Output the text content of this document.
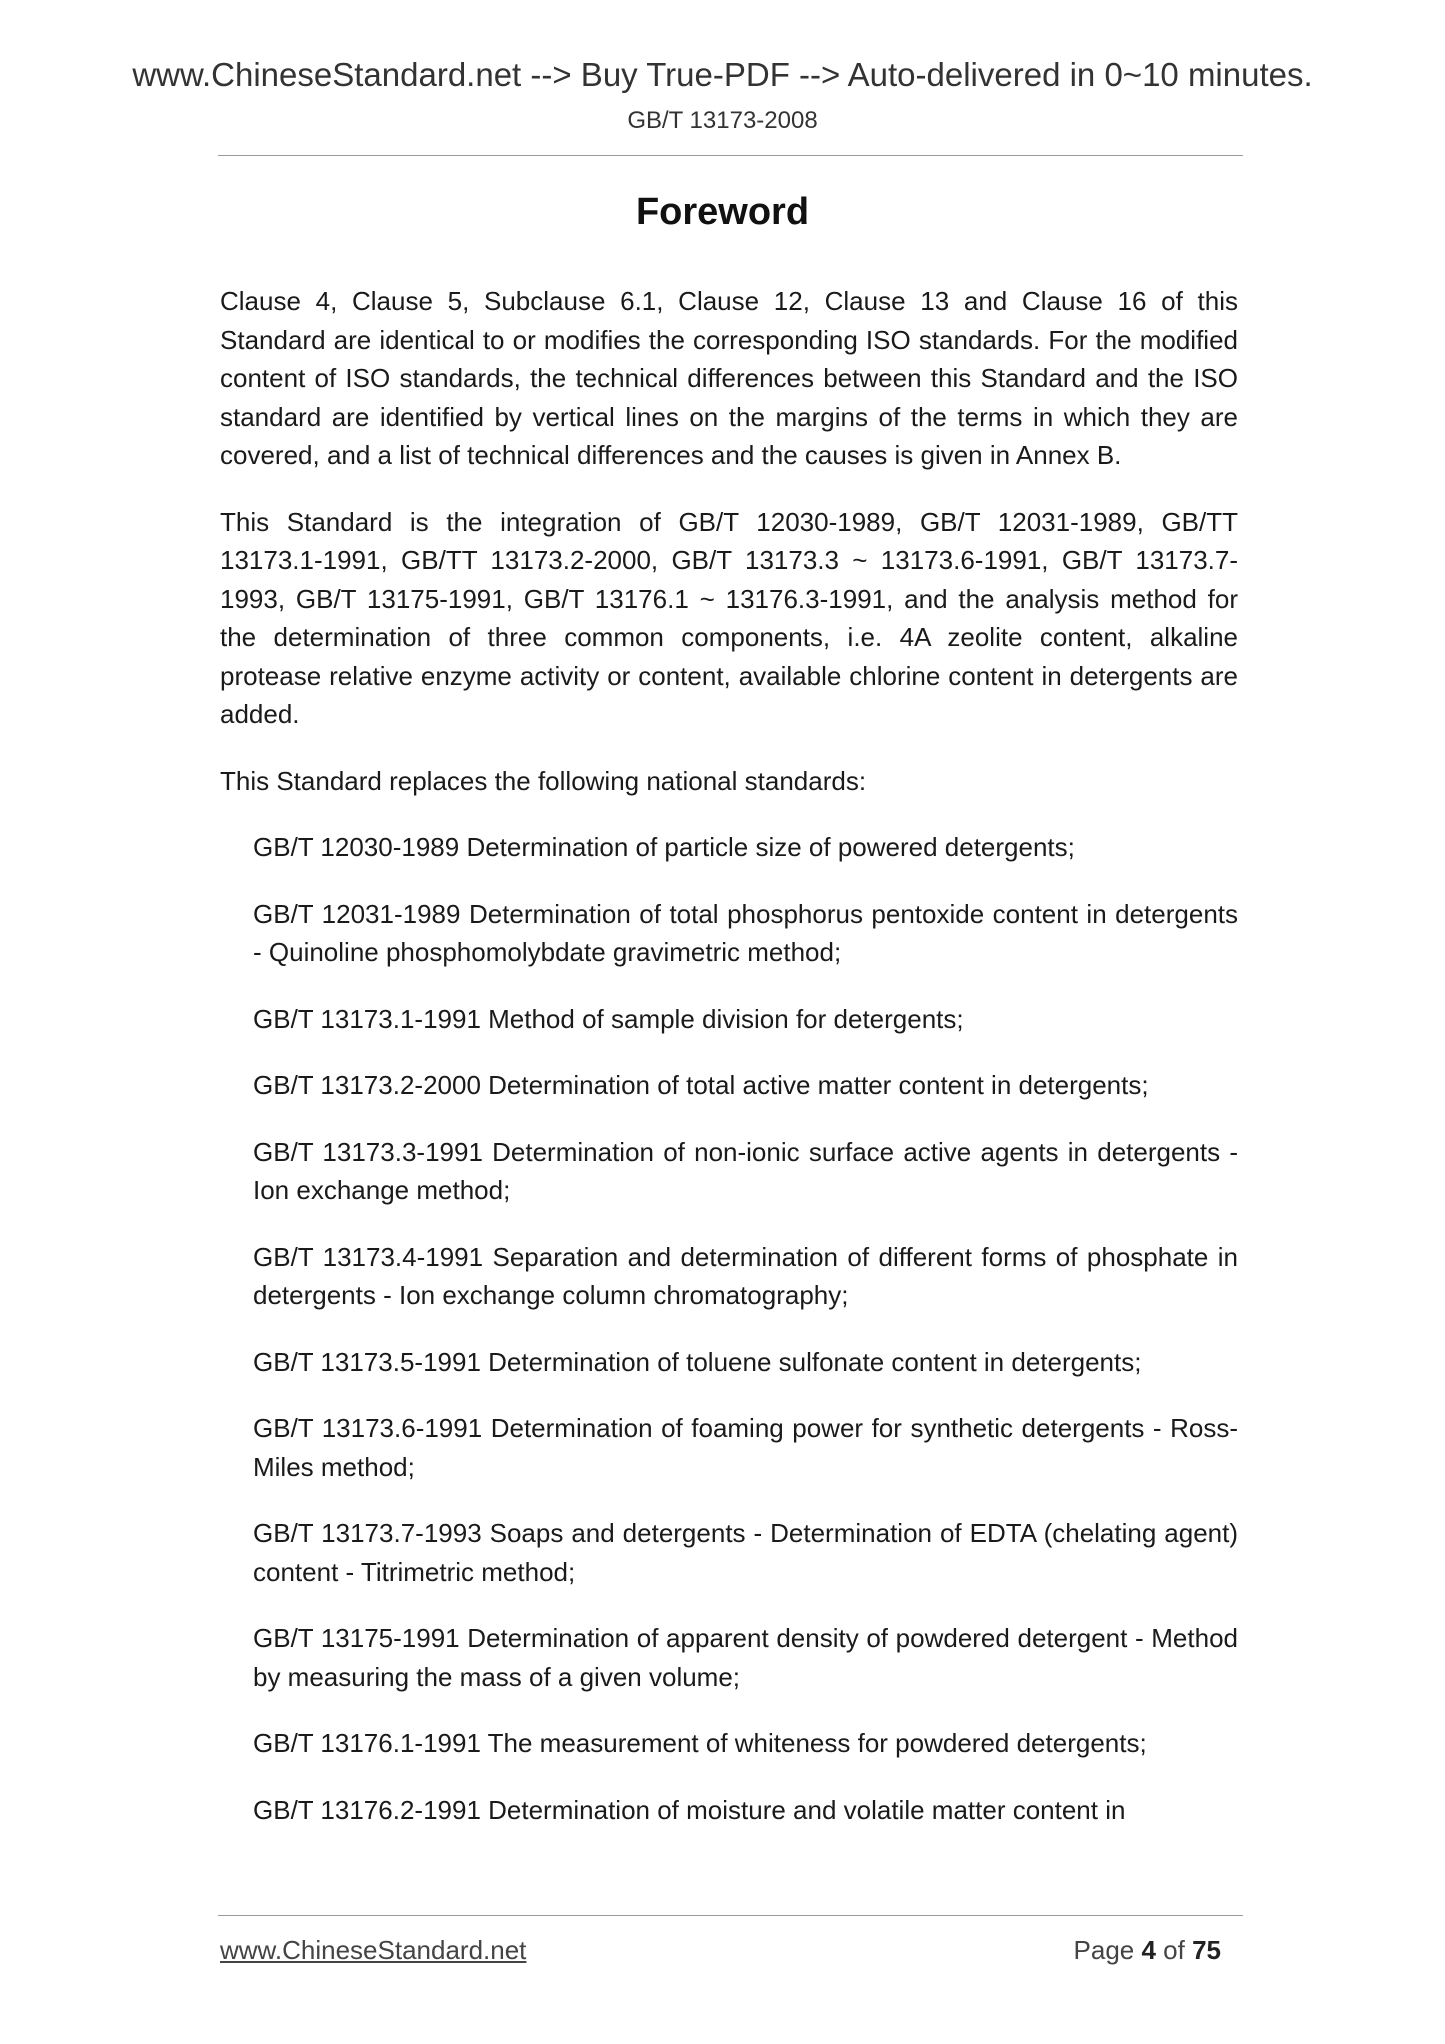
www.ChineseStandard.net --> Buy True-PDF --> Auto-delivered in 0~10 minutes.
GB/T 13173-2008
Foreword

Clause 4, Clause 5, Subclause 6.1, Clause 12, Clause 13 and Clause 16 of this Standard are identical to or modifies the corresponding ISO standards. For the modified content of ISO standards, the technical differences between this Standard and the ISO standard are identified by vertical lines on the margins of the terms in which they are covered, and a list of technical differences and the causes is given in Annex B.

This Standard is the integration of GB/T 12030-1989, GB/T 12031-1989, GB/TT 13173.1-1991, GB/TT 13173.2-2000, GB/T 13173.3 ~ 13173.6-1991, GB/T 13173.7-1993, GB/T 13175-1991, GB/T 13176.1 ~ 13176.3-1991, and the analysis method for the determination of three common components, i.e. 4A zeolite content, alkaline protease relative enzyme activity or content, available chlorine content in detergents are added.

This Standard replaces the following national standards:

GB/T 12030-1989 Determination of particle size of powered detergents;
GB/T 12031-1989 Determination of total phosphorus pentoxide content in detergents - Quinoline phosphomolybdate gravimetric method;
GB/T 13173.1-1991 Method of sample division for detergents;
GB/T 13173.2-2000 Determination of total active matter content in detergents;
GB/T 13173.3-1991 Determination of non-ionic surface active agents in detergents - Ion exchange method;
GB/T 13173.4-1991 Separation and determination of different forms of phosphate in detergents - Ion exchange column chromatography;
GB/T 13173.5-1991 Determination of toluene sulfonate content in detergents;
GB/T 13173.6-1991 Determination of foaming power for synthetic detergents - Ross-Miles method;
GB/T 13173.7-1993 Soaps and detergents - Determination of EDTA (chelating agent) content - Titrimetric method;
GB/T 13175-1991 Determination of apparent density of powdered detergent - Method by measuring the mass of a given volume;
GB/T 13176.1-1991 The measurement of whiteness for powdered detergents;
GB/T 13176.2-1991 Determination of moisture and volatile matter content in
www.ChineseStandard.net	Page 4 of 75
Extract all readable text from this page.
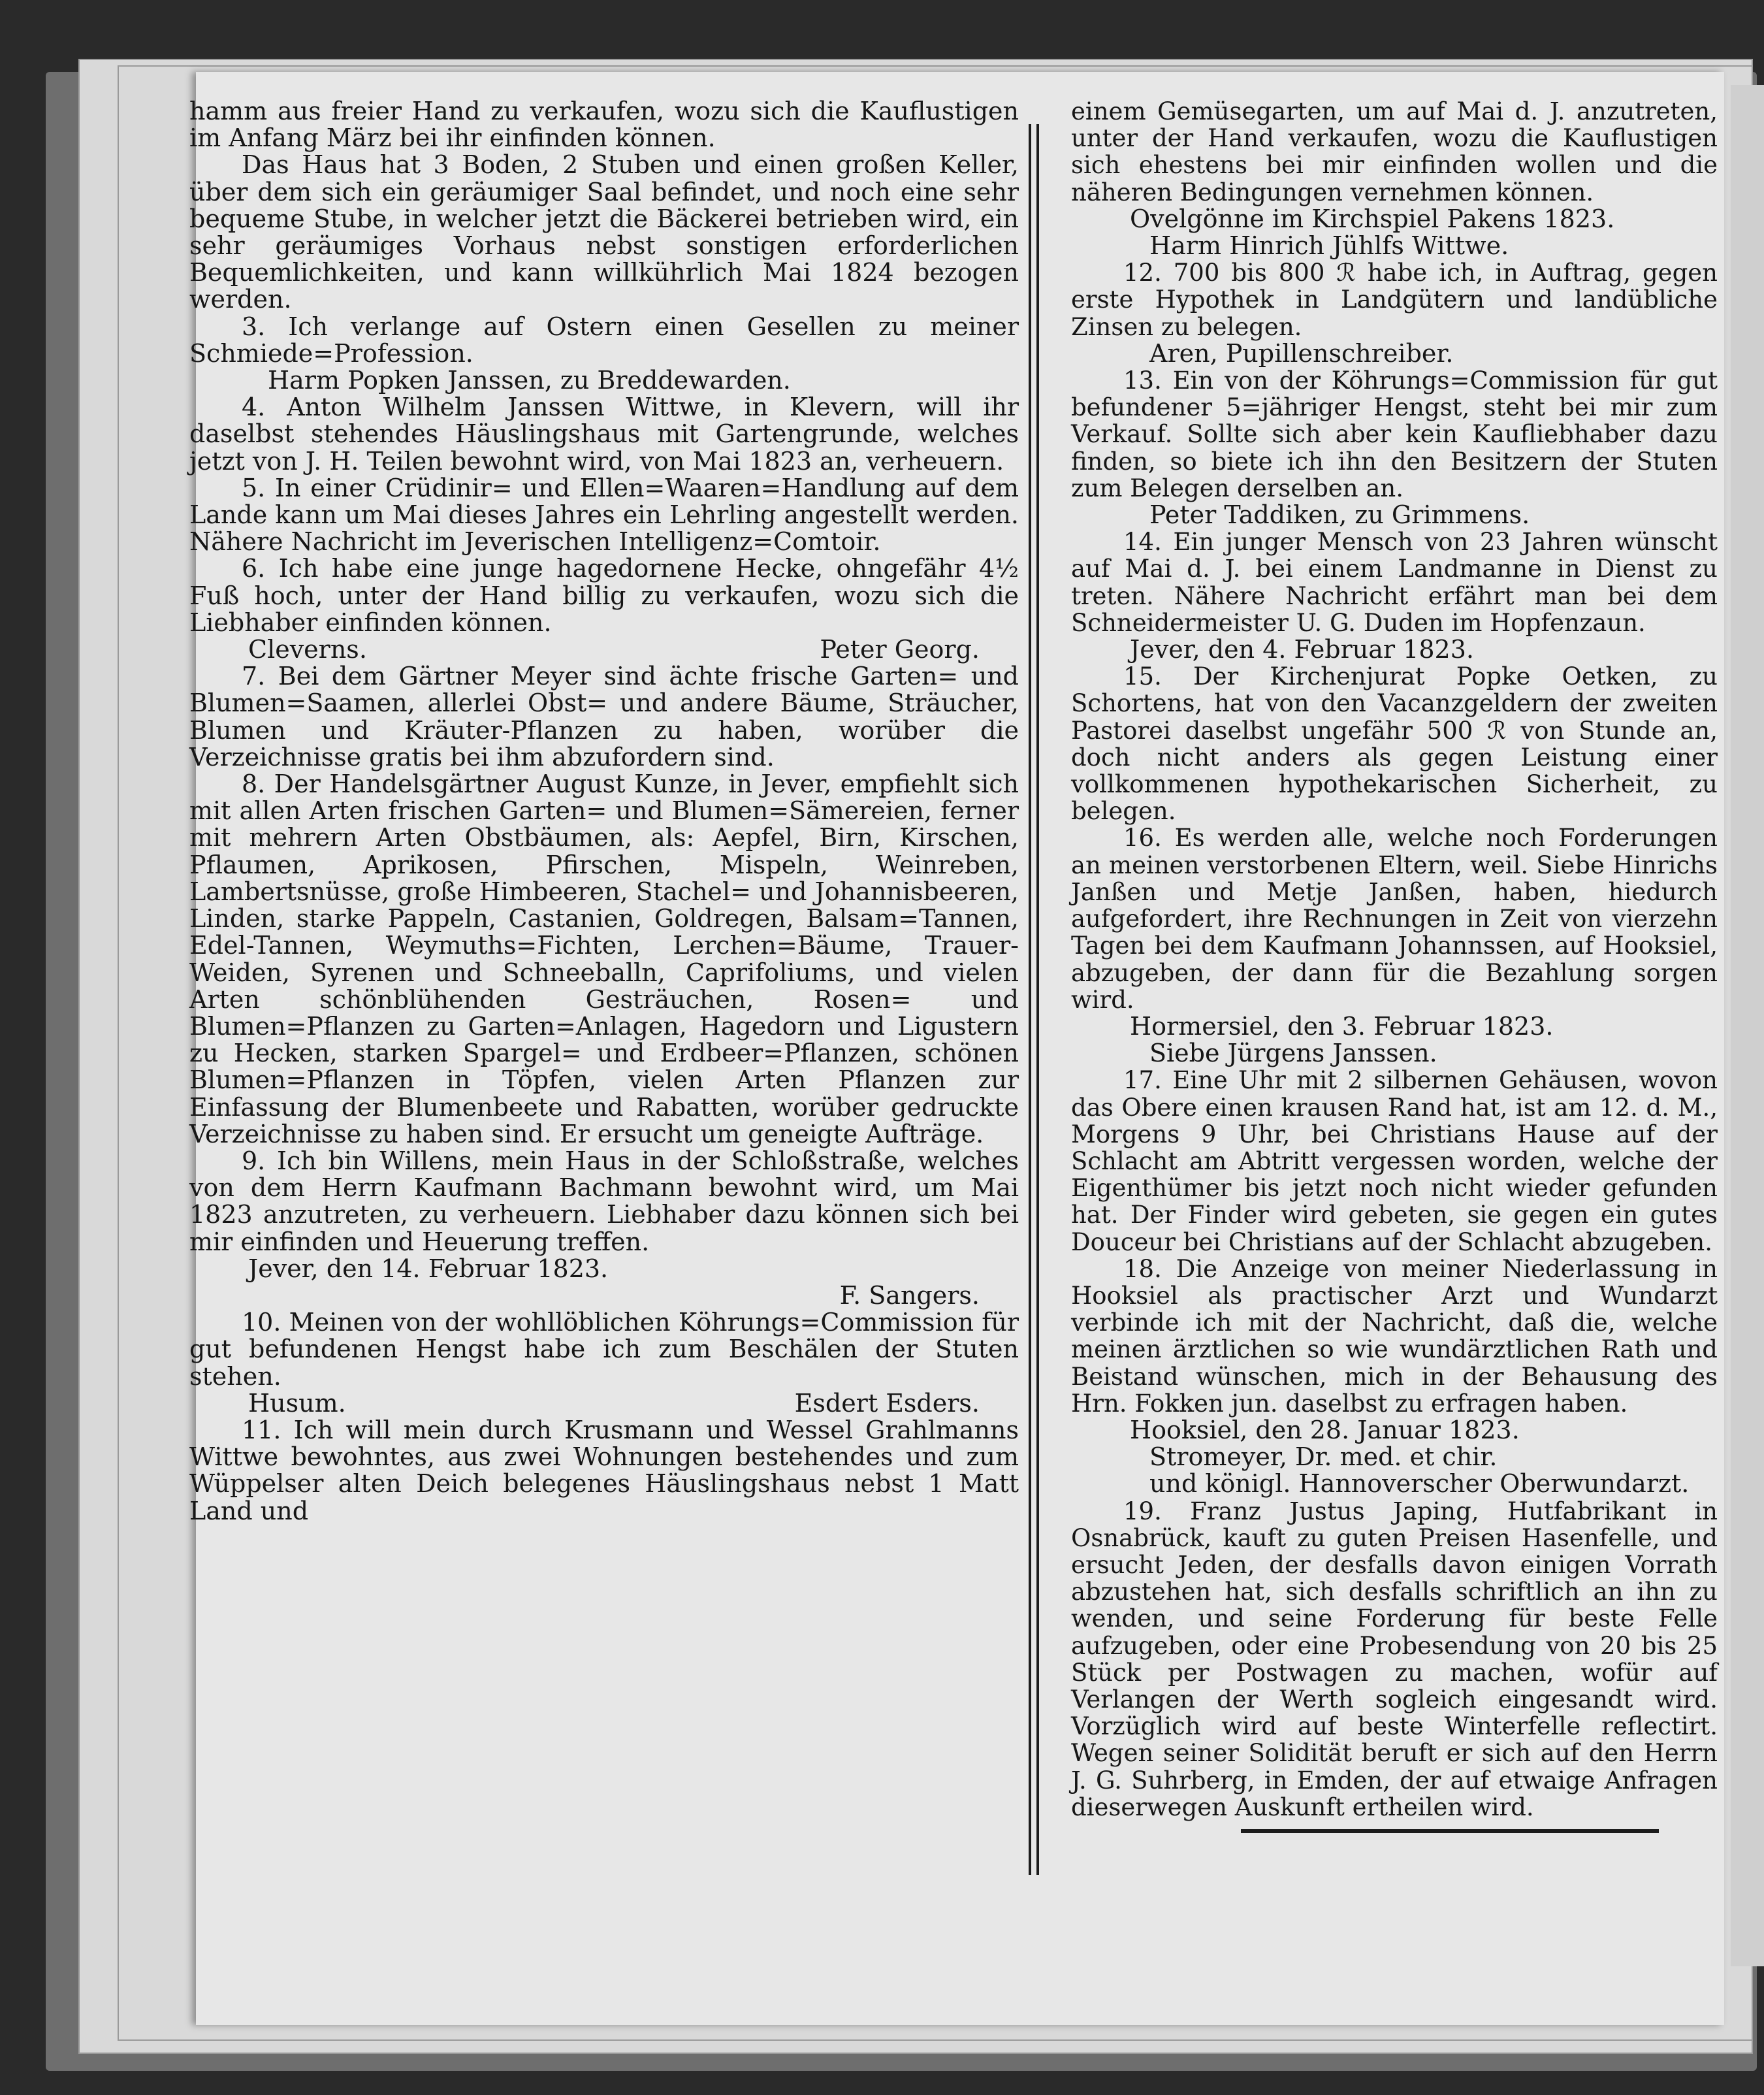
hamm aus freier Hand zu verkaufen, wozu sich die Kauflustigen im Anfang März bei ihr einfinden können.

Das Haus hat 3 Boden, 2 Stuben und einen großen Keller, über dem sich ein geräumiger Saal befindet, und noch eine sehr bequeme Stube, in welcher jetzt die Bäckerei betrieben wird, ein sehr geräumiges Vorhaus nebst sonstigen erforderlichen Bequemlichkeiten, und kann willkührlich Mai 1824 bezogen werden.

3. Ich verlange auf Ostern einen Gesellen zu meiner Schmiede=Profession.

Harm Popken Janssen, zu Breddewarden.

4. Anton Wilhelm Janssen Wittwe, in Klevern, will ihr daselbst stehendes Häuslingshaus mit Gartengrunde, welches jetzt von J. H. Teilen bewohnt wird, von Mai 1823 an, verheuern.

5. In einer Crüdinir= und Ellen=Waaren=Handlung auf dem Lande kann um Mai dieses Jahres ein Lehrling angestellt werden. Nähere Nachricht im Jeverischen Intelligenz=Comtoir.

6. Ich habe eine junge hagedornene Hecke, ohngefähr 4½ Fuß hoch, unter der Hand billig zu verkaufen, wozu sich die Liebhaber einfinden können.

Cleverns.	Peter Georg.

7. Bei dem Gärtner Meyer sind ächte frische Garten= und Blumen=Saamen, allerlei Obst= und andere Bäume, Sträucher, Blumen und Kräuter-Pflanzen zu haben, worüber die Verzeichnisse gratis bei ihm abzufordern sind.

8. Der Handelsgärtner August Kunze, in Jever, empfiehlt sich mit allen Arten frischen Garten= und Blumen=Sämereien, ferner mit mehrern Arten Obstbäumen, als: Aepfel, Birn, Kirschen, Pflaumen, Aprikosen, Pfirschen, Mispeln, Weinreben, Lambertsnüsse, große Himbeeren, Stachel= und Johannisbeeren, Linden, starke Pappeln, Castanien, Goldregen, Balsam=Tannen, Edel-Tannen, Weymuths=Fichten, Lerchen=Bäume, Trauer-Weiden, Syrenen und Schneeballn, Caprifoliums, und vielen Arten schönblühenden Gesträuchen, Rosen= und Blumen=Pflanzen zu Garten=Anlagen, Hagedorn und Ligustern zu Hecken, starken Spargel= und Erdbeer=Pflanzen, schönen Blumen=Pflanzen in Töpfen, vielen Arten Pflanzen zur Einfassung der Blumenbeete und Rabatten, worüber gedruckte Verzeichnisse zu haben sind. Er ersucht um geneigte Aufträge.

9. Ich bin Willens, mein Haus in der Schloßstraße, welches von dem Herrn Kaufmann Bachmann bewohnt wird, um Mai 1823 anzutreten, zu verheuern. Liebhaber dazu können sich bei mir einfinden und Heuerung treffen.

Jever, den 14. Februar 1823.

F. Sangers.

10. Meinen von der wohllöblichen Köhrungs=Commission für gut befundenen Hengst habe ich zum Beschälen der Stuten stehen.

Husum.	Esdert Esders.

11. Ich will mein durch Krusmann und Wessel Grahlmanns Wittwe bewohntes, aus zwei Wohnungen bestehendes und zum Wüppelser alten Deich belegenes Häuslingshaus nebst 1 Matt Land und

einem Gemüsegarten, um auf Mai d. J. anzutreten, unter der Hand verkaufen, wozu die Kauflustigen sich ehestens bei mir einfinden wollen und die näheren Bedingungen vernehmen können.

Ovelgönne im Kirchspiel Pakens 1823.

Harm Hinrich Jühlfs Wittwe.

12. 700 bis 800 ℛ habe ich, in Auftrag, gegen erste Hypothek in Landgütern und landübliche Zinsen zu belegen.

Aren, Pupillenschreiber.

13. Ein von der Köhrungs=Commission für gut befundener 5=jähriger Hengst, steht bei mir zum Verkauf. Sollte sich aber kein Kaufliebhaber dazu finden, so biete ich ihn den Besitzern der Stuten zum Belegen derselben an.

Peter Taddiken, zu Grimmens.

14. Ein junger Mensch von 23 Jahren wünscht auf Mai d. J. bei einem Landmanne in Dienst zu treten. Nähere Nachricht erfährt man bei dem Schneidermeister U. G. Duden im Hopfenzaun.

Jever, den 4. Februar 1823.

15. Der Kirchenjurat Popke Oetken, zu Schortens, hat von den Vacanzgeldern der zweiten Pastorei daselbst ungefähr 500 ℛ von Stunde an, doch nicht anders als gegen Leistung einer vollkommenen hypothekarischen Sicherheit, zu belegen.

16. Es werden alle, welche noch Forderungen an meinen verstorbenen Eltern, weil. Siebe Hinrichs Janßen und Metje Janßen, haben, hiedurch aufgefordert, ihre Rechnungen in Zeit von vierzehn Tagen bei dem Kaufmann Johannssen, auf Hooksiel, abzugeben, der dann für die Bezahlung sorgen wird.

Hormersiel, den 3. Februar 1823.

Siebe Jürgens Janssen.

17. Eine Uhr mit 2 silbernen Gehäusen, wovon das Obere einen krausen Rand hat, ist am 12. d. M., Morgens 9 Uhr, bei Christians Hause auf der Schlacht am Abtritt vergessen worden, welche der Eigenthümer bis jetzt noch nicht wieder gefunden hat. Der Finder wird gebeten, sie gegen ein gutes Douceur bei Christians auf der Schlacht abzugeben.

18. Die Anzeige von meiner Niederlassung in Hooksiel als practischer Arzt und Wundarzt verbinde ich mit der Nachricht, daß die, welche meinen ärztlichen so wie wundärztlichen Rath und Beistand wünschen, mich in der Behausung des Hrn. Fokken jun. daselbst zu erfragen haben.

Hooksiel, den 28. Januar 1823.

Stromeyer, Dr. med. et chir.

und königl. Hannoverscher Oberwundarzt.

19. Franz Justus Japing, Hutfabrikant in Osnabrück, kauft zu guten Preisen Hasenfelle, und ersucht Jeden, der desfalls davon einigen Vorrath abzustehen hat, sich desfalls schriftlich an ihn zu wenden, und seine Forderung für beste Felle aufzugeben, oder eine Probesendung von 20 bis 25 Stück per Postwagen zu machen, wofür auf Verlangen der Werth sogleich eingesandt wird. Vorzüglich wird auf beste Winterfelle reflectirt. Wegen seiner Solidität beruft er sich auf den Herrn J. G. Suhrberg, in Emden, der auf etwaige Anfragen dieserwegen Auskunft ertheilen wird.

■ WHAT IS NEEDED ■
Copy out, from the records above, every line that holds the string "text".

■ SOLUTION TO THE EXERCISE ■
Output the text content of this document.
Extract all readable text from this page.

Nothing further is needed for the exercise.